RECORDED INFORMATION ->
===============

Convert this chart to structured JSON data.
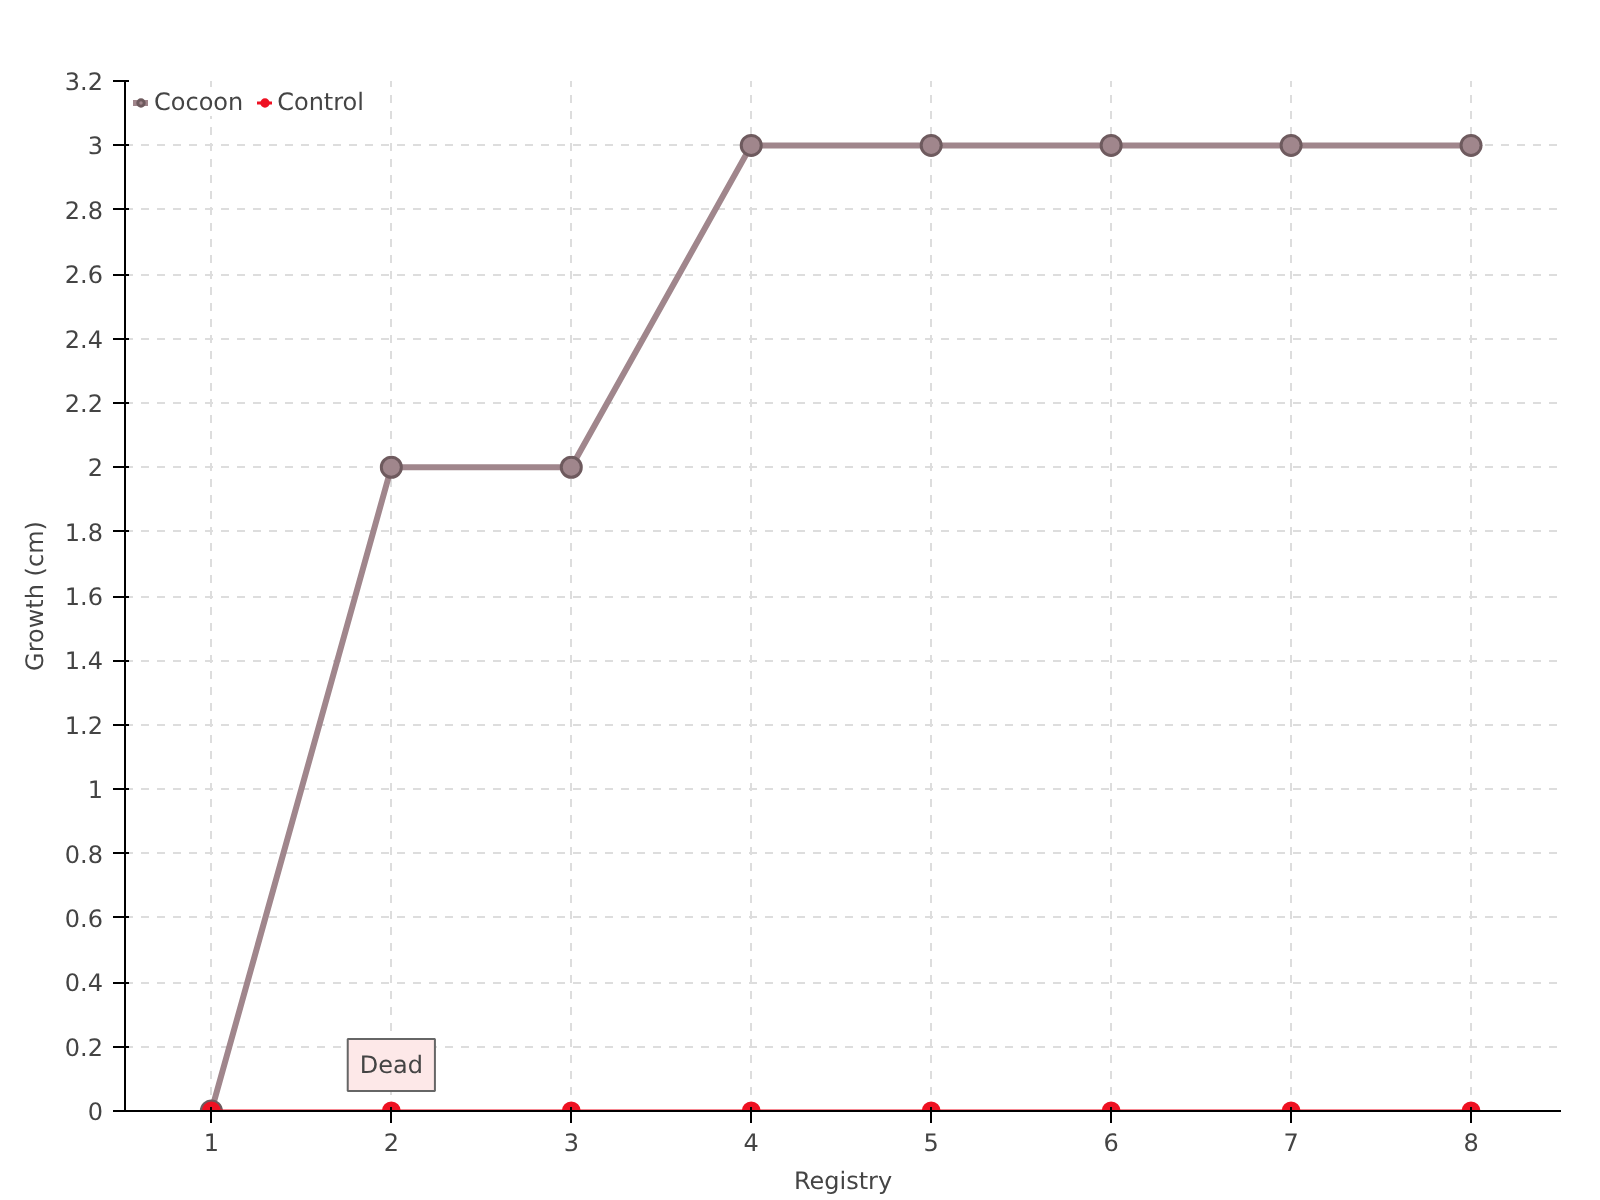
{
  "chart_data": {
    "type": "line",
    "xlabel": "Registry",
    "ylabel": "Growth (cm)",
    "categories": [
      "1",
      "2",
      "3",
      "4",
      "5",
      "6",
      "7",
      "8"
    ],
    "series": [
      {
        "name": "Cocoon",
        "color": "#a0868c",
        "values": [
          0,
          2,
          2,
          3,
          3,
          3,
          3,
          3
        ]
      },
      {
        "name": "Control",
        "color": "#ee1122",
        "values": [
          0,
          0,
          0,
          0,
          0,
          0,
          0,
          0
        ]
      }
    ],
    "ylim": [
      0,
      3.2
    ],
    "yticks": [
      0,
      0.2,
      0.4,
      0.6,
      0.8,
      1,
      1.2,
      1.4,
      1.6,
      1.8,
      2,
      2.2,
      2.4,
      2.6,
      2.8,
      3,
      3.2
    ],
    "annotations": [
      {
        "text": "Dead",
        "x": "2",
        "y": 0
      }
    ],
    "grid": true,
    "legend": "top left",
    "marker": "circle",
    "line_style": "solid"
  }
}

===============

PROBLEM REQUIREMENTS ->
Repeat each entry precisely as it appears. Leave the pictures out.

EXERCISE OUTPUT ->
Convert this chart to structured JSON data.
{
  "chart_data": {
    "type": "line",
    "xlabel": "Registry",
    "ylabel": "Growth (cm)",
    "categories": [
      "1",
      "2",
      "3",
      "4",
      "5",
      "6",
      "7",
      "8"
    ],
    "series": [
      {
        "name": "Cocoon",
        "color": "#a0868c",
        "values": [
          0,
          2,
          2,
          3,
          3,
          3,
          3,
          3
        ]
      },
      {
        "name": "Control",
        "color": "#ee1122",
        "values": [
          0,
          0,
          0,
          0,
          0,
          0,
          0,
          0
        ]
      }
    ],
    "ylim": [
      0,
      3.2
    ],
    "yticks": [
      0,
      0.2,
      0.4,
      0.6,
      0.8,
      1,
      1.2,
      1.4,
      1.6,
      1.8,
      2,
      2.2,
      2.4,
      2.6,
      2.8,
      3,
      3.2
    ],
    "annotations": [
      {
        "text": "Dead",
        "x": "2",
        "y": 0
      }
    ],
    "grid": true,
    "legend": "top left",
    "marker": "circle",
    "line_style": "solid"
  }
}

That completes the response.